▼▼▼
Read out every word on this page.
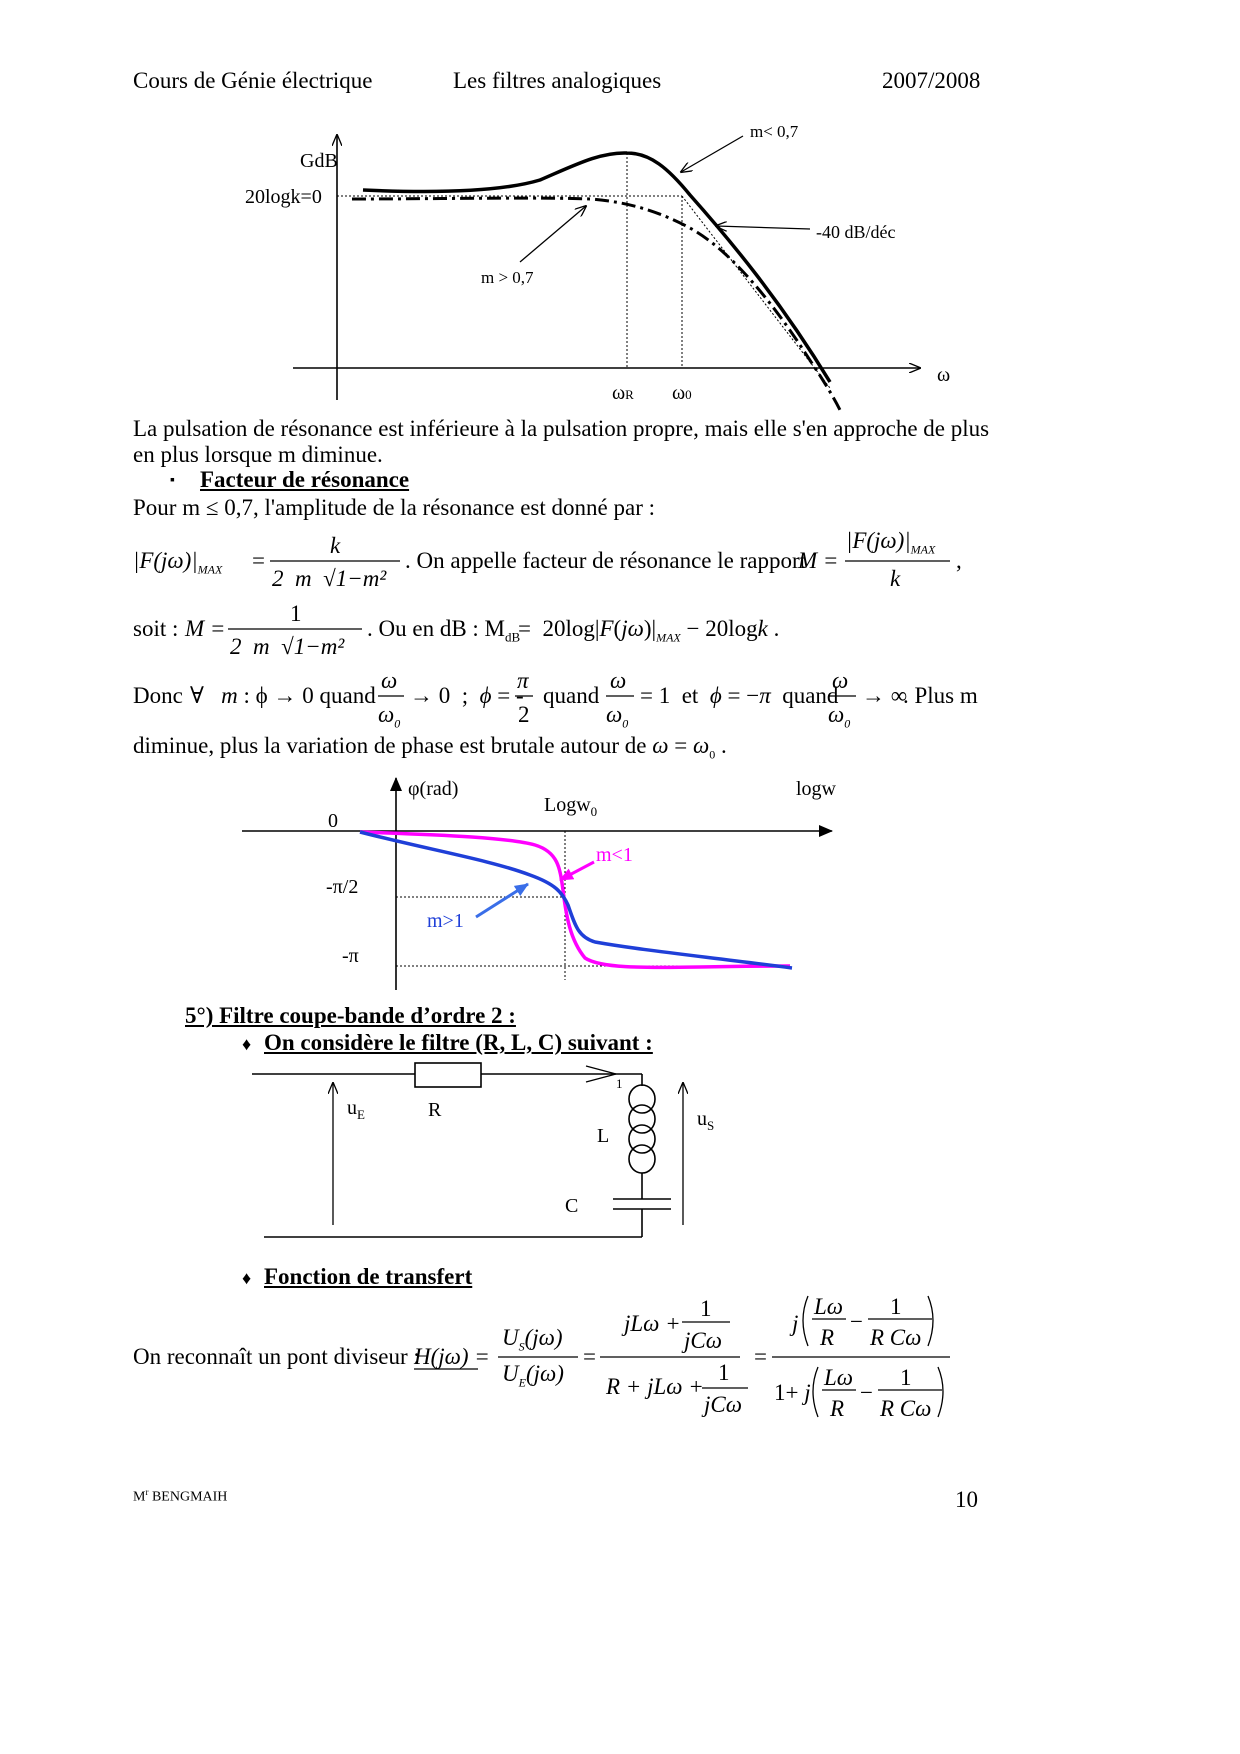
Cours de Génie électrique	Les filtres analogiques	2007/2008
GdB
20logk=0
ω
m< 0,7
m > 0,7
-40 dB/déc
ωR ω0
La pulsation de résonance est inférieure à la pulsation propre, mais elle s'en approche de plus
en plus lorsque m diminue.
▪ Facteur de résonance
Pour m ≤ 0,7, l'amplitude de la résonance est donné par :
$|F(j\omega)|_{MAX}$ =
k
2  m  √1−m²
. On appelle facteur de résonance le rapport
M =
$|F(j\omega)|_{MAX}$
k
,
soit : M =
1
2  m  √1−m²
. Ou en dB : $M_{dB}$
=  $20\log|F(j\omega)|_{MAX} - 20\log k$ .
Donc ∀   m : ϕ → 0 quand
ω
$\omega_0$
→ 0  ;  ϕ = -
π
2
quand
ω
$\omega_0$
= 1  et  ϕ = −π  quand
ω
$\omega_0$
→ ∞
. Plus m
diminue, plus la variation de phase est brutale autour de $\omega = \omega_0$ .
φ(rad)	logw
Logw$_0$
0
-π/2
-π
m<1
m>1
5°) Filtre coupe-bande d’ordre 2 :
♦ On considère le filtre (R, L, C) suivant :
$u_E$	R
L
C
$u_S$
1
♦ Fonction de transfert
On reconnaît un pont diviseur :
H(jω) =
$U_S(j\omega)$
$U_E(j\omega)$
=
jLω +
1
jCω
R + jLω +
1
jCω
=
j
Lω
R
−
1
R Cω
1+ j
Lω
R
−
1
R Cω
$M^r$ BENGMAIH	10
▲▲▲
### Problem requirements
Above are records to transcribe exactly; leave their pictures out.

### Full solution
Read out every word on this page.
Cours de Génie électrique	Les filtres analogiques	2007/2008
GdB
20logk=0
ω
m< 0,7
m > 0,7
-40 dB/déc
ωR ω0
La pulsation de résonance est inférieure à la pulsation propre, mais elle s'en approche de plus
en plus lorsque m diminue.
▪ Facteur de résonance
Pour m ≤ 0,7, l'amplitude de la résonance est donné par :
$|F(j\omega)|_{MAX}$ =
k
2  m  √1−m²
. On appelle facteur de résonance le rapport
M =
$|F(j\omega)|_{MAX}$
k
,
soit : M =
1
2  m  √1−m²
. Ou en dB : $M_{dB}$
=  $20\log|F(j\omega)|_{MAX} - 20\log k$ .
Donc ∀   m : ϕ → 0 quand
ω
$\omega_0$
→ 0  ;  ϕ = -
π
2
quand
ω
$\omega_0$
= 1  et  ϕ = −π  quand
ω
$\omega_0$
→ ∞
. Plus m
diminue, plus la variation de phase est brutale autour de $\omega = \omega_0$ .
φ(rad)	logw
Logw$_0$
0
-π/2
-π
m<1
m>1
5°) Filtre coupe-bande d’ordre 2 :
♦ On considère le filtre (R, L, C) suivant :
$u_E$	R
L
C
$u_S$
1
♦ Fonction de transfert
On reconnaît un pont diviseur :
H(jω) =
$U_S(j\omega)$
$U_E(j\omega)$
=
jLω +
1
jCω
R + jLω +
1
jCω
=
j
Lω
R
−
1
R Cω
1+ j
Lω
R
−
1
R Cω
$M^r$ BENGMAIH	10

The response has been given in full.